[WHAT YOU SHOULD DO]: Each line containing the word "true" must be collected.
#### SUPPLIED RECORDS
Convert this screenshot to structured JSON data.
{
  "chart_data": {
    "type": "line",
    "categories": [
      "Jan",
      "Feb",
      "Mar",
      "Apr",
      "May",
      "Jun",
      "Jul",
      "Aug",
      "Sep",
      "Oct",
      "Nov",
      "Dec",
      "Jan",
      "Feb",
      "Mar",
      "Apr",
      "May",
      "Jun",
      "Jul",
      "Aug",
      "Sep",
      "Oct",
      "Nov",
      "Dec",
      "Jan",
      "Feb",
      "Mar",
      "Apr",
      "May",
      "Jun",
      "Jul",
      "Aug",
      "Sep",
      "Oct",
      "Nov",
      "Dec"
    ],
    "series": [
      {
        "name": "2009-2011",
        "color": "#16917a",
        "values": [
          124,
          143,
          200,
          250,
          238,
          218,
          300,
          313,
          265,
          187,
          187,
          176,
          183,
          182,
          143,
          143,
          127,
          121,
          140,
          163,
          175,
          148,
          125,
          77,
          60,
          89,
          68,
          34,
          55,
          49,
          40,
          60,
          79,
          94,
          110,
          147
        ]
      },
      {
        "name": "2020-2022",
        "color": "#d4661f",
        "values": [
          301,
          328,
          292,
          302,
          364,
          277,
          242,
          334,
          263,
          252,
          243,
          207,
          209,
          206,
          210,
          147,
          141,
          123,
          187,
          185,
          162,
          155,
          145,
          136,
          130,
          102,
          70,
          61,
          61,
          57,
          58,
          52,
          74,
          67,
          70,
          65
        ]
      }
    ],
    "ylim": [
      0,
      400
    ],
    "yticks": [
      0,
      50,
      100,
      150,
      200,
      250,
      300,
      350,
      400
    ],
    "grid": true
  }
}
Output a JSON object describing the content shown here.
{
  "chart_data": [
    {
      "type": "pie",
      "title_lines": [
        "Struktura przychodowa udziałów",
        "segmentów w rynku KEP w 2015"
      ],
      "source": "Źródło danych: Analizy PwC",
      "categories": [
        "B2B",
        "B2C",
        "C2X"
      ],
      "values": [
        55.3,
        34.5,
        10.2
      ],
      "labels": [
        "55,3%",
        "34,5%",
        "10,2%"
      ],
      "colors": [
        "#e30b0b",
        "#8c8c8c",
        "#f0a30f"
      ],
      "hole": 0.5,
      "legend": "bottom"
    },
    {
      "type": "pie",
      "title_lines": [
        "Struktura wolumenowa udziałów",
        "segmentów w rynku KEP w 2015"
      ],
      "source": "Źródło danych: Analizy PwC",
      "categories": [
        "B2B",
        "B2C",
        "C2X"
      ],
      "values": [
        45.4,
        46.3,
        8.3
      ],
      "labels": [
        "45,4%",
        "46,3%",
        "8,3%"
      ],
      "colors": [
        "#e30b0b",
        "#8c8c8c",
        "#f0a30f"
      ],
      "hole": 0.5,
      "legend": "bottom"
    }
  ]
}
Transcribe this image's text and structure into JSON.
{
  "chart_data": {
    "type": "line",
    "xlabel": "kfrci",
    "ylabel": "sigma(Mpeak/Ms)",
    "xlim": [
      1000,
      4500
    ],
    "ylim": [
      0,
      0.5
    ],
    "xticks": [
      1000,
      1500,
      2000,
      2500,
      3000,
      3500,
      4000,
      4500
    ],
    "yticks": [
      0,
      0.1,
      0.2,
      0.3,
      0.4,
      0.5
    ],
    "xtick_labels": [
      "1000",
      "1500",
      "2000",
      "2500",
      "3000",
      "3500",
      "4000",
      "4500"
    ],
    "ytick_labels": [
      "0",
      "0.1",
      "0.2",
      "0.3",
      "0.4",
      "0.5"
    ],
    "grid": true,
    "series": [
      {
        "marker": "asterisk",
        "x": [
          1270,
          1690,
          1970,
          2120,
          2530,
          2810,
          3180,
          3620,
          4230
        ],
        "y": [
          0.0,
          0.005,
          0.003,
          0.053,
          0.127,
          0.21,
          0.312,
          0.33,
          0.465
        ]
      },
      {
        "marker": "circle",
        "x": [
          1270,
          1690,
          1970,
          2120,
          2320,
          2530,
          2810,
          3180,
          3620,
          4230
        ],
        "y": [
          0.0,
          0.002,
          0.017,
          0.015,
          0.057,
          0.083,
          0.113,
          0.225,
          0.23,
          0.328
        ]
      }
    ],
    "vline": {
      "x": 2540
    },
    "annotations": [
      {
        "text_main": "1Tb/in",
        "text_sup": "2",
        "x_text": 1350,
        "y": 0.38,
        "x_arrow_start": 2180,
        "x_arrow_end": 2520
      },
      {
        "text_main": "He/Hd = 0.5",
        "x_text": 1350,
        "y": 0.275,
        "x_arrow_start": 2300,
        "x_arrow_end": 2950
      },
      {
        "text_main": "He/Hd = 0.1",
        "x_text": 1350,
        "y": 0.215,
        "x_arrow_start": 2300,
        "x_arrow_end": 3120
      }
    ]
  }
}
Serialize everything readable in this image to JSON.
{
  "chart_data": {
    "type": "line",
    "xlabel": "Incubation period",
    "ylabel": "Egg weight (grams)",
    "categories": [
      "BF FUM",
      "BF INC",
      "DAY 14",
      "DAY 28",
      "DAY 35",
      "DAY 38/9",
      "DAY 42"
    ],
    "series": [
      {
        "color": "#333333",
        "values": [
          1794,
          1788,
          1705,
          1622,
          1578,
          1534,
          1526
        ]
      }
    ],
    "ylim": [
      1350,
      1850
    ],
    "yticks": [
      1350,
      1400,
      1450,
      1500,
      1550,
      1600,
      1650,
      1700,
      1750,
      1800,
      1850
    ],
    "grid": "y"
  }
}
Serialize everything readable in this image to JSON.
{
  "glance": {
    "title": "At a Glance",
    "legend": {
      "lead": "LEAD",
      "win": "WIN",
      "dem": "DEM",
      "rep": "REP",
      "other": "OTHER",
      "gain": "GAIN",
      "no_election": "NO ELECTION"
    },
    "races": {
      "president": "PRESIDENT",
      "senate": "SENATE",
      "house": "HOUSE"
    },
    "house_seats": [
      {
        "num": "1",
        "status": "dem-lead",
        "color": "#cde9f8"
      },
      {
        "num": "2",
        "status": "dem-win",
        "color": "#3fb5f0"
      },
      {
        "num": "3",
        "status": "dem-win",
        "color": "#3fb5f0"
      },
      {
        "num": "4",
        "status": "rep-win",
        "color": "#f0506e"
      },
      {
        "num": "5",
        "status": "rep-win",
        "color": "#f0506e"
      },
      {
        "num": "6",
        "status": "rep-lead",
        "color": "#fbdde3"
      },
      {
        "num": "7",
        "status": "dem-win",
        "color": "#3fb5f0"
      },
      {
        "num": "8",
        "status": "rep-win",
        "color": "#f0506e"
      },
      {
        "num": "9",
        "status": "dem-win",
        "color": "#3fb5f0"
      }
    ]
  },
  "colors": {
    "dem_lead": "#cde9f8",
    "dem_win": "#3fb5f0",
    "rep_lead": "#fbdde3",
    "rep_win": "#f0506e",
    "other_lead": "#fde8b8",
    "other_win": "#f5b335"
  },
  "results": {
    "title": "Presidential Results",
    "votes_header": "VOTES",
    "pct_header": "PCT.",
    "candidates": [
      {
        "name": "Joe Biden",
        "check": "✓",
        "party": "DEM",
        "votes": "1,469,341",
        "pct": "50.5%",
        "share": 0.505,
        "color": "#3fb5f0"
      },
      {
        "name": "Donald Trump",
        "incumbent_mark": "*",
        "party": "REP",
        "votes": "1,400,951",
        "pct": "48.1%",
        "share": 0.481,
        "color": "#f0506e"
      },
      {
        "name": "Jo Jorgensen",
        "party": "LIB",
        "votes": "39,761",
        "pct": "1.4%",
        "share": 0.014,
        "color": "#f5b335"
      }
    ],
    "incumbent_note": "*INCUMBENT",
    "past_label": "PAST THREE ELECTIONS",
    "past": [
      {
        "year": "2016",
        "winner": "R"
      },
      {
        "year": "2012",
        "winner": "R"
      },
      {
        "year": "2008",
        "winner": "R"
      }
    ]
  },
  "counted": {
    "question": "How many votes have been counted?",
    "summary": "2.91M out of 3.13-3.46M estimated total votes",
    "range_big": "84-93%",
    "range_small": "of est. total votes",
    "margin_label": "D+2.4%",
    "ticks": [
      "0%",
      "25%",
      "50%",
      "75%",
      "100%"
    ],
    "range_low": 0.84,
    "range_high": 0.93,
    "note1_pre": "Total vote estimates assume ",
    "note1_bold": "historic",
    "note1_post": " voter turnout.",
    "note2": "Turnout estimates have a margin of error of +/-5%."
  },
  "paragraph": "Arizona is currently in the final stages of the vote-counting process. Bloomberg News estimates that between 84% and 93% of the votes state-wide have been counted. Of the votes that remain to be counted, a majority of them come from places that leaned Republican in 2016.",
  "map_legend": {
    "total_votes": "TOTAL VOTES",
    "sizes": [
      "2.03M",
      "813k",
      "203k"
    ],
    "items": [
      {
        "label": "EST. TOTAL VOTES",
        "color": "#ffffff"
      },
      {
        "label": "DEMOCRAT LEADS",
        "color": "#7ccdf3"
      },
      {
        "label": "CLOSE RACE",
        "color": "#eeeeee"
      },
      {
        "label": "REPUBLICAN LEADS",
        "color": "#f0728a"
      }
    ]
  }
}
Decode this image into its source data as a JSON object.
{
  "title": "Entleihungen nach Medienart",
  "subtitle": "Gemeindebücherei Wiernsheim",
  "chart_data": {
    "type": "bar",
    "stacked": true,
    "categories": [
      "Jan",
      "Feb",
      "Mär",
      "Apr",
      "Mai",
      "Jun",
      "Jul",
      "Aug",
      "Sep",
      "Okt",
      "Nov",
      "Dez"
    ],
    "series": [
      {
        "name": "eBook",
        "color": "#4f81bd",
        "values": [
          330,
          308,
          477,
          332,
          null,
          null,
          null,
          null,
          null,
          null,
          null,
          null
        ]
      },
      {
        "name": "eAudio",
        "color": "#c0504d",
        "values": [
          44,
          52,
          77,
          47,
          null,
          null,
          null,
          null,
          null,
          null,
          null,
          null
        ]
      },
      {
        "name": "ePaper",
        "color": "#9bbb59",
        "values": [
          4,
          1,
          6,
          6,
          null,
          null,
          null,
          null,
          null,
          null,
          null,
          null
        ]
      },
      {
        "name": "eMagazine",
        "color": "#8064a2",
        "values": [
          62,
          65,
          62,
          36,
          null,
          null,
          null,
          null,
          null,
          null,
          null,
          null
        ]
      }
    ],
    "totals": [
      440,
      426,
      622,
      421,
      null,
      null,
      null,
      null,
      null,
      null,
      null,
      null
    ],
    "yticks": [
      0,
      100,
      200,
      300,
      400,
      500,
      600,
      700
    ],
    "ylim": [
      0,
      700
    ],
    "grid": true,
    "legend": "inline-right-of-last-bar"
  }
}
########
[WRITTEN SOLUTION]:
    "grid": true
    "grid": true,
    "stacked": true,
    "grid": true,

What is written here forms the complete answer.